Written task:
Every line below that holds the string "FFFFFF" should be copied out.

Items:
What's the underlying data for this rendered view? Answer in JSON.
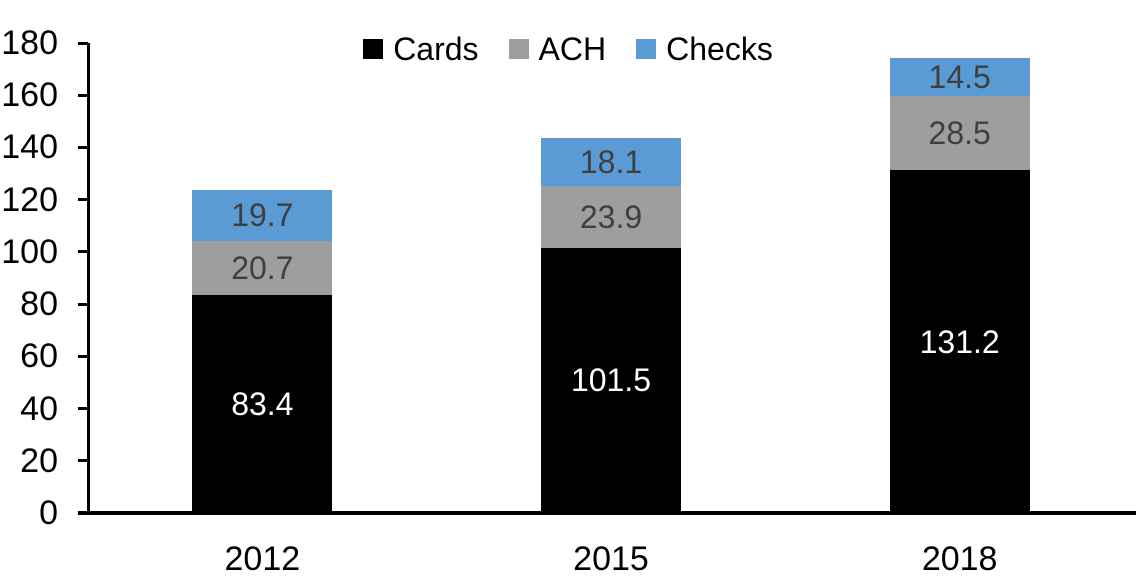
{
  "chart_data": {
    "type": "bar",
    "stacked": true,
    "title": "",
    "xlabel": "",
    "ylabel": "",
    "categories": [
      "2012",
      "2015",
      "2018"
    ],
    "series": [
      {
        "name": "Cards",
        "values": [
          83.4,
          101.5,
          131.2
        ],
        "color": "#000000",
        "label_color": "#FFFFFF"
      },
      {
        "name": "ACH",
        "values": [
          20.7,
          23.9,
          28.5
        ],
        "color": "#9E9E9E",
        "label_color": "#3F3F3F"
      },
      {
        "name": "Checks",
        "values": [
          19.7,
          18.1,
          14.5
        ],
        "color": "#5B9BD5",
        "label_color": "#3F3F3F"
      }
    ],
    "totals": [
      123.8,
      143.5,
      174.2
    ],
    "ylim": [
      0,
      180
    ],
    "ytick_step": 20,
    "yticks": [
      0,
      20,
      40,
      60,
      80,
      100,
      120,
      140,
      160,
      180
    ],
    "grid": false,
    "legend_position": "top-center",
    "axis_color": "#000000",
    "background_color": "#FFFFFF"
  }
}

Result of the exercise:
        "label_color": "#FFFFFF"
    "background_color": "#FFFFFF"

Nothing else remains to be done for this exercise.